--- BEGIN Listing ---

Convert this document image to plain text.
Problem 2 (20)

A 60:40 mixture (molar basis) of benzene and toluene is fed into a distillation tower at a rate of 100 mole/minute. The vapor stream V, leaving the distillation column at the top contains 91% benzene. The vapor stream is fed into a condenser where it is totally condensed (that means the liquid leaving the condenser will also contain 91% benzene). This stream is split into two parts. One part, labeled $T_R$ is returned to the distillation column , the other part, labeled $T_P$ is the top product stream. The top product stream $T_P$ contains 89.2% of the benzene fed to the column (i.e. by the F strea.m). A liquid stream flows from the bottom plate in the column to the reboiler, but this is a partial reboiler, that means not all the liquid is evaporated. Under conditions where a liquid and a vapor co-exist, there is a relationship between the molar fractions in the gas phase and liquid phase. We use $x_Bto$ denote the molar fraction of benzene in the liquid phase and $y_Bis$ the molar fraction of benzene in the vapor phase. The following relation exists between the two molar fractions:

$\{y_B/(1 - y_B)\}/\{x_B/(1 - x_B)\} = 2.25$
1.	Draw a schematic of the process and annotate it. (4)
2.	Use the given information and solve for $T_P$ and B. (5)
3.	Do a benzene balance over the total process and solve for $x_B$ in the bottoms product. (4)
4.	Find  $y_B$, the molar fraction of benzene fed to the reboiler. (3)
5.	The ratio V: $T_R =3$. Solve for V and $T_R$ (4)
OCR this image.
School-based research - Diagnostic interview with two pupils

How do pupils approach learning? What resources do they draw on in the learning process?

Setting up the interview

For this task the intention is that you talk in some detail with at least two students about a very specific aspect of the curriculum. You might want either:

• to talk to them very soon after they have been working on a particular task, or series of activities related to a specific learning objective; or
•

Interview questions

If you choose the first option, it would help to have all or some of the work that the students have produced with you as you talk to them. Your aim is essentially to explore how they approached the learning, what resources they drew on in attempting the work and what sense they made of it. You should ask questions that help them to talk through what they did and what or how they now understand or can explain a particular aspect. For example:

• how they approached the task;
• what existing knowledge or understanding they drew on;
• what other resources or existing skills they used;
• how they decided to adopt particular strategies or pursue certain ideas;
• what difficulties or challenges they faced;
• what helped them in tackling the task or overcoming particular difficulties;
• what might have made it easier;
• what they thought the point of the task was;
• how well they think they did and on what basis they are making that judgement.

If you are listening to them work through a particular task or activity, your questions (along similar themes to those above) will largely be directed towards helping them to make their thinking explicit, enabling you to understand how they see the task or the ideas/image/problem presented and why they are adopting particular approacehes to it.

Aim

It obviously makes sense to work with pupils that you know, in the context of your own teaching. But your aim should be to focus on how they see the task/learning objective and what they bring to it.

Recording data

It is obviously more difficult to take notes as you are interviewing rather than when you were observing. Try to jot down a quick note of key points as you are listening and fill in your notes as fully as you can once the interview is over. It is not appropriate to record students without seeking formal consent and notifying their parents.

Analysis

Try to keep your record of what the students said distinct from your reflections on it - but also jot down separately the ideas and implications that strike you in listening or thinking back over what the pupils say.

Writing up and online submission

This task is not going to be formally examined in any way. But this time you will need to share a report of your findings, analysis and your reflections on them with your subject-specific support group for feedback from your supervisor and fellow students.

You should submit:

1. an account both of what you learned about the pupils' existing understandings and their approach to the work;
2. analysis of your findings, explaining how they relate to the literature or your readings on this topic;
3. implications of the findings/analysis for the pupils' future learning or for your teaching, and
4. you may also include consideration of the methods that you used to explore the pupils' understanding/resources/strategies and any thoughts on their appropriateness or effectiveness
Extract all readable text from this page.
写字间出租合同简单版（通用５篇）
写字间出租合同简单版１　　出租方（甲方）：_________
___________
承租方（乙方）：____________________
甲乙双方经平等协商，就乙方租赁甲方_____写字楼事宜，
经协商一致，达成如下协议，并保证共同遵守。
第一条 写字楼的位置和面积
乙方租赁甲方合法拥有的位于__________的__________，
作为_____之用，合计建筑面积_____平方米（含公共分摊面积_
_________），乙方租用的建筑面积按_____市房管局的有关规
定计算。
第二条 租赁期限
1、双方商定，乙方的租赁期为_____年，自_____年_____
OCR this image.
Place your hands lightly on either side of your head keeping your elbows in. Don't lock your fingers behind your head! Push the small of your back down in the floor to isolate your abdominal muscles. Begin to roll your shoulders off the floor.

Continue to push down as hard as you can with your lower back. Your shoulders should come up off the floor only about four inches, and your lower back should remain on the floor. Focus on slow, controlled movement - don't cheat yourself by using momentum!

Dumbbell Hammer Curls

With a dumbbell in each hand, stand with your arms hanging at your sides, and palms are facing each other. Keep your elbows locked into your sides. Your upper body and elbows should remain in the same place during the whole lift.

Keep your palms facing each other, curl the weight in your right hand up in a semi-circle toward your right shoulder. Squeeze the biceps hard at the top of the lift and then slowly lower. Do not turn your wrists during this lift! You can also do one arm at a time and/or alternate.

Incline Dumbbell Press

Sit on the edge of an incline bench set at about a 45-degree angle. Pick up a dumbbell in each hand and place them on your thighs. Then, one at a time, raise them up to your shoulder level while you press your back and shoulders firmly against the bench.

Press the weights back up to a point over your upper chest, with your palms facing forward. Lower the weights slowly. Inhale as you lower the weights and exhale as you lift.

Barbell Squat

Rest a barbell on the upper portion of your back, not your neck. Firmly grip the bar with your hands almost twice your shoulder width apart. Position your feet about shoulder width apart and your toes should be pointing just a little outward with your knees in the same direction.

--- END Listing ---

Prompt:
Answer with one number: how many lines of the entries above include the word "fraction".

Exercise response:
2